(Work request) Reproduce the portion of the article excerpt below on IL-6 and islet β-cell dysfunction, starting at "IL-6 Promotes Islet" and ending at "is properly cited.".

IL-6 Promotes Islet β-Cell Dysfunction in Rat Collagen-Induced Arthritis

1Department of Rheumatology, Jiangxi Provincial People’s Hospital, Nanchang 330006, China
2Department of Critical Care Medicine, The First Affiliated Hospital of Xiamen University, Xiamen 361003, China

Received 21 July 2016; Revised 10 October 2016; Accepted 23 October 2016

Academic Editor: Jixin Zhong

Copyright © 2016 Huan Jin et al. This is an open access article distributed under the Creative Commons Attribution License, which permits unrestricted use, distribution, and reproduction in any medium, provided the original work is properly cited.


The aim of this study was to explore the possible mechanism of rheumatoid arthritis- (RA-) related abnormal glucose metabolism. The model of collagen-induced arthritis (CIA) was established by intradermal injection of type II collagen into Wistar rats; complete Freund’s adjuvant injections were used as the control group. Fasting plasma glucose (FBG) was measured by the glucose oxidase method. Fasting insulin (FIns) and the expressions of IL-6 were detected by ELISA. Islet caspase-3 was examined by immunohistochemistry. On day 17 after immunization, FBG of the CIA group showed an elevated FBG value compared with the control group. Meanwhile, the FIns of group CIA was lower when compared with the control group. Interestingly, the inflammatory cytokine IL-6 expression was significantly increased when compared with the control group. As expected, the abnormal glucose metabolism was accompanied by the increased IL-6 expression. Furthermore, in line with the upregulated IL-6 expression, the apoptosis related enzyme caspase-3 was also markedly increased. These data showed that the elevated FBG in CIA may be associated with the reduced FIns level secondary to the overapoptosis of pancreas islet cells induced by IL-6.

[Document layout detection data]
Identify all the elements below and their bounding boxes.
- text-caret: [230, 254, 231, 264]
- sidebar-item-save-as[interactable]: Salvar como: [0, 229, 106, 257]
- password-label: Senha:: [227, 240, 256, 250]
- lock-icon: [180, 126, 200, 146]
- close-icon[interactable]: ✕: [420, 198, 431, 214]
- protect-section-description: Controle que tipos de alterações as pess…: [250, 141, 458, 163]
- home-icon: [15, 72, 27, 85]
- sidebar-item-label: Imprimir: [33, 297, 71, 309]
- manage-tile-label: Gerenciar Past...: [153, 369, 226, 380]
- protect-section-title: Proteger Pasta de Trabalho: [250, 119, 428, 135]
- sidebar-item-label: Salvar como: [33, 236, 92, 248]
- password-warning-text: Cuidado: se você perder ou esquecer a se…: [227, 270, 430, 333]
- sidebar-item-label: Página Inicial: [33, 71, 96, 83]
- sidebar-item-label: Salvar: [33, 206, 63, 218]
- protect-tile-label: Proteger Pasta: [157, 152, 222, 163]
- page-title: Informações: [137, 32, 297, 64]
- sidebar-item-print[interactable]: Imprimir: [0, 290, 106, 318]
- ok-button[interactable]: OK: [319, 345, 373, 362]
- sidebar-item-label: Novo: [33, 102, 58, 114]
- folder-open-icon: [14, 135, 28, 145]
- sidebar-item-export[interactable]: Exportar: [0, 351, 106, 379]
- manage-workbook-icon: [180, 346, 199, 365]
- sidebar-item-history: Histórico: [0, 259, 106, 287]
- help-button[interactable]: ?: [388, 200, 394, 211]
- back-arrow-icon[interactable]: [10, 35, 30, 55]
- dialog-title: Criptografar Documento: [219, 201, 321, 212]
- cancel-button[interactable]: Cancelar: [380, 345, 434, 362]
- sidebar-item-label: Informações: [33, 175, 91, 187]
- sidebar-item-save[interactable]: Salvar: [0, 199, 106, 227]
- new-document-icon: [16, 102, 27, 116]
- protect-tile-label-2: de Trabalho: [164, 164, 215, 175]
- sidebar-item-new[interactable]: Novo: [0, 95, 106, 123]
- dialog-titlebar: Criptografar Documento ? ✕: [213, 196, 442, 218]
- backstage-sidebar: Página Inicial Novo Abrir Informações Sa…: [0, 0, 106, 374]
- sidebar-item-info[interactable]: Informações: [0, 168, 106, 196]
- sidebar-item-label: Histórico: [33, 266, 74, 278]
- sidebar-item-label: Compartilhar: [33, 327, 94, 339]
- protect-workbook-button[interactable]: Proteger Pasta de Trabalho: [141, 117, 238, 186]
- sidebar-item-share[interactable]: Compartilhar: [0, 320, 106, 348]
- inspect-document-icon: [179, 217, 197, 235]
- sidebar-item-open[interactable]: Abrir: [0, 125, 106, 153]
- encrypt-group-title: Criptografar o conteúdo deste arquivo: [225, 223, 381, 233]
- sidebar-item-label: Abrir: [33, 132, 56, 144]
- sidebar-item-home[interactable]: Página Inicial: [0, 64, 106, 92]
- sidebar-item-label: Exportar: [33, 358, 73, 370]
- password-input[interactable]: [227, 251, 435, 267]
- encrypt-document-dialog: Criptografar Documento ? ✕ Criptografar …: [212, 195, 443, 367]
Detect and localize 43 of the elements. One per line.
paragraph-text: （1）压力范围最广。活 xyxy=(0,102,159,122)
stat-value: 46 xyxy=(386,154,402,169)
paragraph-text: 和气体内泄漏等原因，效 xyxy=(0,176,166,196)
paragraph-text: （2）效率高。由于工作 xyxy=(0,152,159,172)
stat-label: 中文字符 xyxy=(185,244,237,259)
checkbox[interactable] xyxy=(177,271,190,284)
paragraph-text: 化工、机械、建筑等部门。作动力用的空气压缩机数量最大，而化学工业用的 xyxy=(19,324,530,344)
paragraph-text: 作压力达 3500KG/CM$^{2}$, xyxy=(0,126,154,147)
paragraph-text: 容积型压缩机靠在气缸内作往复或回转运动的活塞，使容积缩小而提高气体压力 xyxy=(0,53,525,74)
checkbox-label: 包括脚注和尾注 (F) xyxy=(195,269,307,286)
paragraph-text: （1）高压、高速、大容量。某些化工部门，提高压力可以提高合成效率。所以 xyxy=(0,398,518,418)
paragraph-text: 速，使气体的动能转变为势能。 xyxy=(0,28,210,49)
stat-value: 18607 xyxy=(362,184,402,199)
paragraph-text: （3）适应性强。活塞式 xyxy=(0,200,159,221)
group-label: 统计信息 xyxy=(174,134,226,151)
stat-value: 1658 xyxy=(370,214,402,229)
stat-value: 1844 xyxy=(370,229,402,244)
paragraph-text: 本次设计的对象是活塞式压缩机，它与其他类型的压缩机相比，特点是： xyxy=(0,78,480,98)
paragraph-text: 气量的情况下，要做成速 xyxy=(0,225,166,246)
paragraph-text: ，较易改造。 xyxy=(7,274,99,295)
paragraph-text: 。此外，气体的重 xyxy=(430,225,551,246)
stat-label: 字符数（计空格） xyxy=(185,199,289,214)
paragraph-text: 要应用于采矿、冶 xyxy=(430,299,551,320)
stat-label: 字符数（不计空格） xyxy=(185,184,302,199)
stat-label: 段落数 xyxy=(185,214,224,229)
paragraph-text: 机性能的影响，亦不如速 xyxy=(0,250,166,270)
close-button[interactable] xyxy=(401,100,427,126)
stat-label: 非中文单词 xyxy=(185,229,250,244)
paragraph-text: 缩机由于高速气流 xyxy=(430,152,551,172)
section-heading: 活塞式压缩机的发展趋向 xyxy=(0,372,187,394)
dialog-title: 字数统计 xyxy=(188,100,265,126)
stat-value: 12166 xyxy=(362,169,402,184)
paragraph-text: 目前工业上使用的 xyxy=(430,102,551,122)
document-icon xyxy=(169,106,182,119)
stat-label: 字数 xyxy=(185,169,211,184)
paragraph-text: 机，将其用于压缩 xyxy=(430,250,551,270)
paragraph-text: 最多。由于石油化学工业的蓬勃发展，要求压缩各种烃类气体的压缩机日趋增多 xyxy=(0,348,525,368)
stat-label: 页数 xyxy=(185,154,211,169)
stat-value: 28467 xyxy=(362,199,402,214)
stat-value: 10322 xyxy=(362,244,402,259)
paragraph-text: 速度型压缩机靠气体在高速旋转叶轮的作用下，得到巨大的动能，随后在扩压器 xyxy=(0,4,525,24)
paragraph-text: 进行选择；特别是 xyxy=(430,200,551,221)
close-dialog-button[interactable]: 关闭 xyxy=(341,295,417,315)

(Expected answer)
IL-6 Promotes Islet β-Cell Dysfunction in Rat Collagen-Induced Arthritis

1Department of Rheumatology, Jiangxi Provincial People’s Hospital, Nanchang 330006, China
2Department of Critical Care Medicine, The First Affiliated Hospital of Xiamen University, Xiamen 361003, China

Received 21 July 2016; Revised 10 October 2016; Accepted 23 October 2016

Academic Editor: Jixin Zhong

Copyright © 2016 Huan Jin et al. This is an open access article distributed under the Creative Commons Attribution License, which permits unrestricted use, distribution, and reproduction in any medium, provided the original work is properly cited.